▶ _EXERCISE_
Filter the entries and keep only the lines where the string "write" appears.

▶ _RECORDS PROVIDED_
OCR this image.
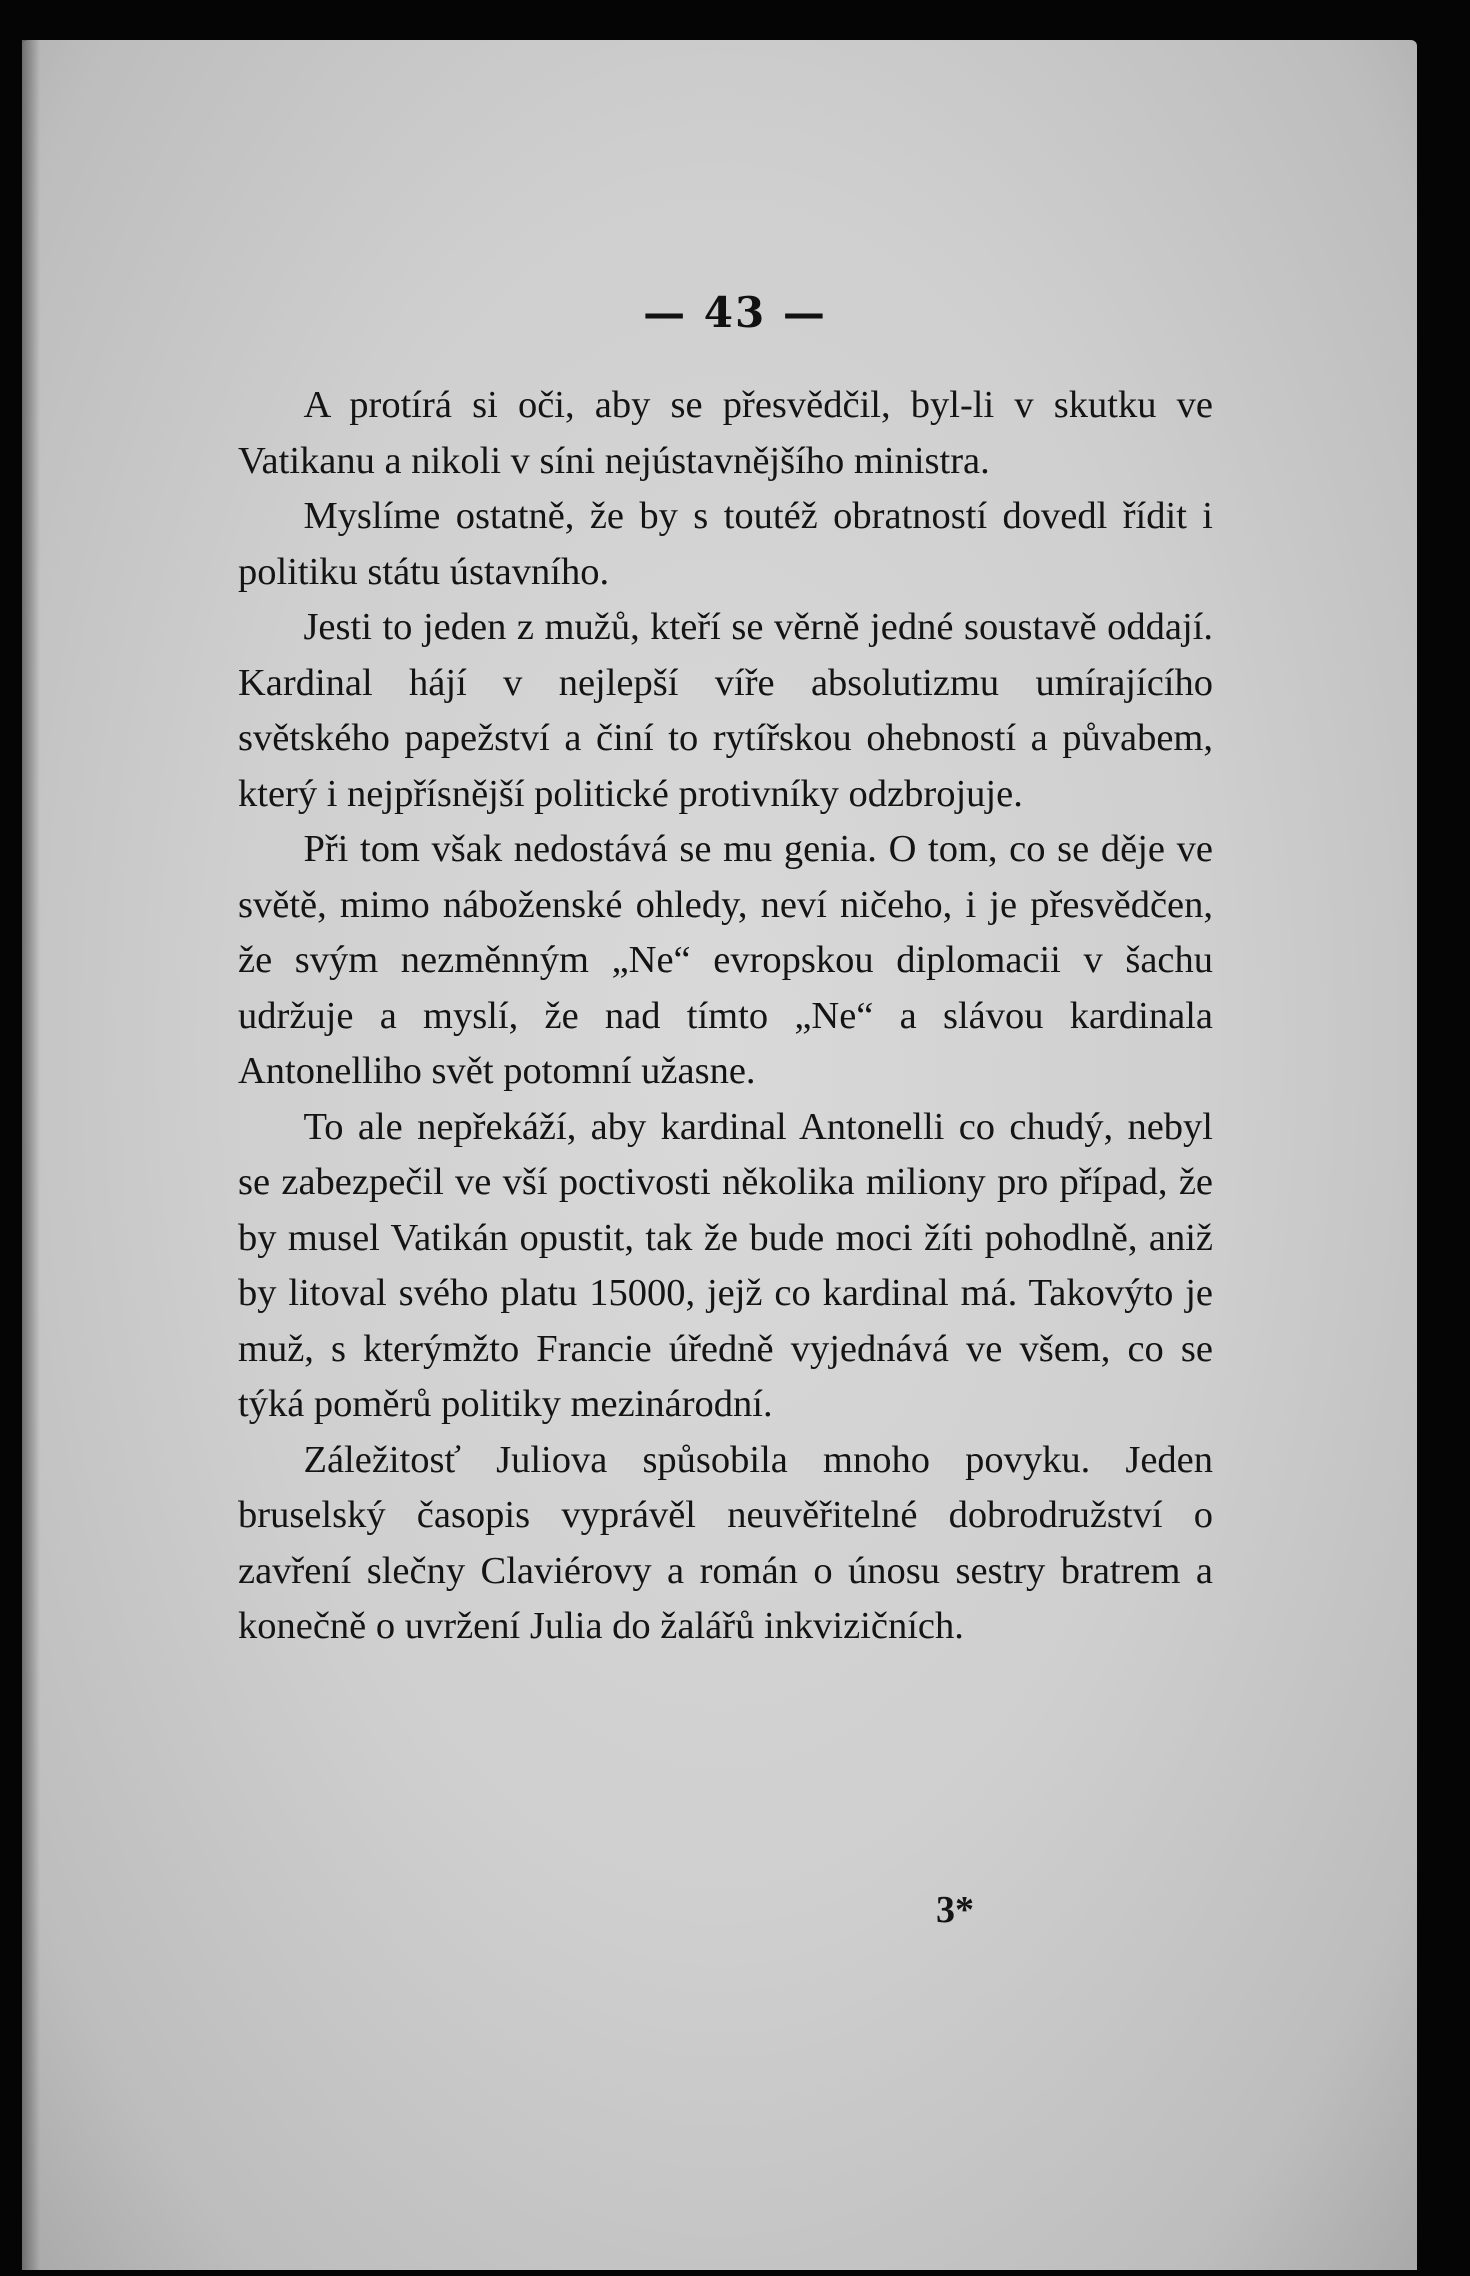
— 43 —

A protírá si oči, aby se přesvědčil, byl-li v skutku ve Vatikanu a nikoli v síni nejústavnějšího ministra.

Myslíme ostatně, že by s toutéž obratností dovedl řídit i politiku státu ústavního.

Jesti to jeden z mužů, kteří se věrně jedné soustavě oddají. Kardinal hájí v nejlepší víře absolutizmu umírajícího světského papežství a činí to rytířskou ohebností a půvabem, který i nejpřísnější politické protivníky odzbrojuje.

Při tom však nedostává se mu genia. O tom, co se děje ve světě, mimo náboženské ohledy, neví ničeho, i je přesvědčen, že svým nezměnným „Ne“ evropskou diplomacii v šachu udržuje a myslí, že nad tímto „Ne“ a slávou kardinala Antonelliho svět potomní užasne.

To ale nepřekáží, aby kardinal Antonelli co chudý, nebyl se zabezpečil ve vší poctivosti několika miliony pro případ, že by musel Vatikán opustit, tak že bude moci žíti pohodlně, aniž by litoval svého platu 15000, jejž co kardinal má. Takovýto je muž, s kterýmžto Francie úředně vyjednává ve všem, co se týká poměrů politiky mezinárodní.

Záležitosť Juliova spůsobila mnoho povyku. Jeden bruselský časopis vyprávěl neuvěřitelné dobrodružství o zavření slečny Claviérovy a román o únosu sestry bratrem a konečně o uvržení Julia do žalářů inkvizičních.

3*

---

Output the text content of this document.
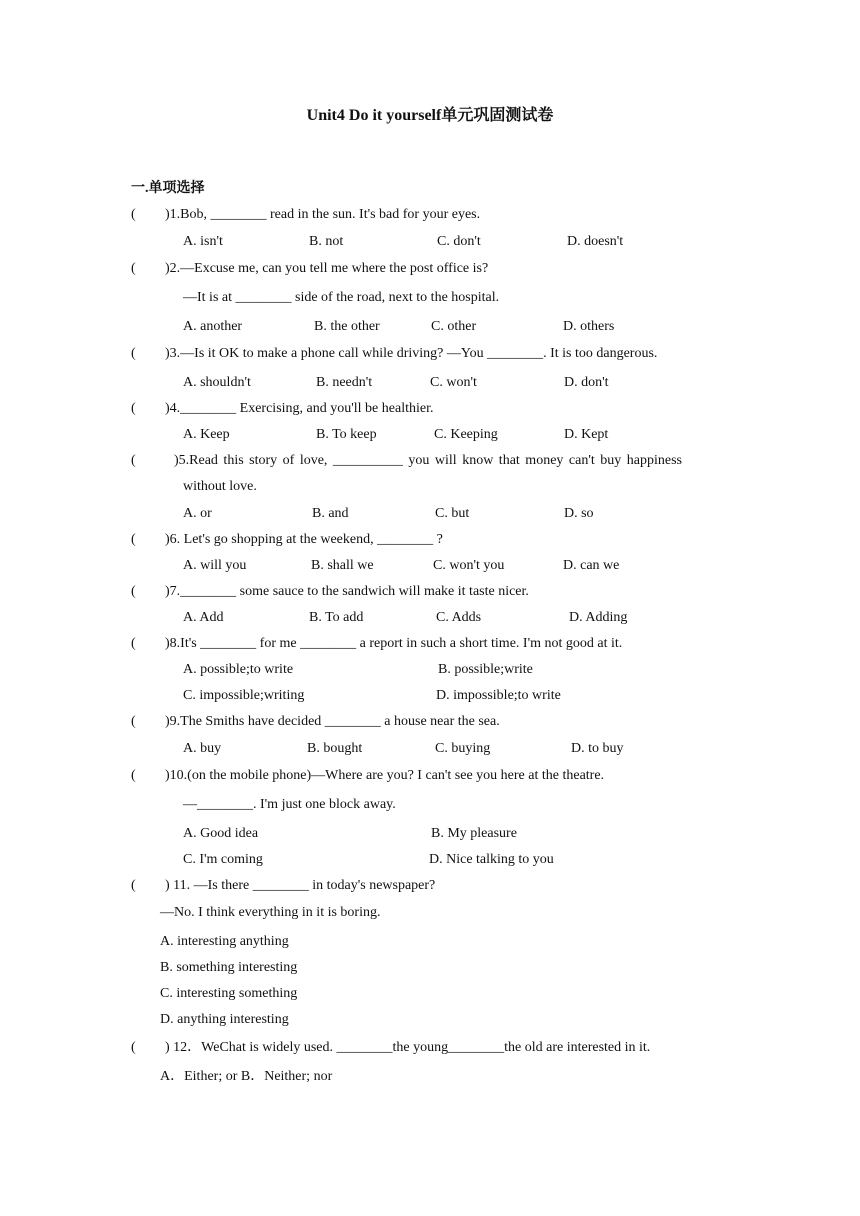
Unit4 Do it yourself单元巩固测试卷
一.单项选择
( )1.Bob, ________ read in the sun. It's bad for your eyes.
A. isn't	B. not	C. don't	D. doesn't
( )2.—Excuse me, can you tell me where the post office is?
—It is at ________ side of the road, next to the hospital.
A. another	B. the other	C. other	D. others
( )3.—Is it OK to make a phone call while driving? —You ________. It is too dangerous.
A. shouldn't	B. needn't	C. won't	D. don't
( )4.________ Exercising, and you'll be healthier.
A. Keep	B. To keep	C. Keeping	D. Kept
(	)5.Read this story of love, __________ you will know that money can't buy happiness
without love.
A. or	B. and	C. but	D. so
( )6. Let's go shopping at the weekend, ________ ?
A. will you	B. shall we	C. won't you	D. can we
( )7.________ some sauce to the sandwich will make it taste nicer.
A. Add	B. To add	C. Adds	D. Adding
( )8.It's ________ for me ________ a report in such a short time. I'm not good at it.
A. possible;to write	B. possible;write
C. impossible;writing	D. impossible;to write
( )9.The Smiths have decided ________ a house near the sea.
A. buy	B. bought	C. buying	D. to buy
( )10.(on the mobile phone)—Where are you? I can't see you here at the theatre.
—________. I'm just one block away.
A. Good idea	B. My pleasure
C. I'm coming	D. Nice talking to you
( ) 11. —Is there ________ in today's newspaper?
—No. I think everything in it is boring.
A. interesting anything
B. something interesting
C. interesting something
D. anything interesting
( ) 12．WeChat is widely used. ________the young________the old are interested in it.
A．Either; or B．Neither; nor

▶ _ANSWER FOR THE TASK_
A. possible;to write	B. possible;write
C. impossible;writing	D. impossible;to write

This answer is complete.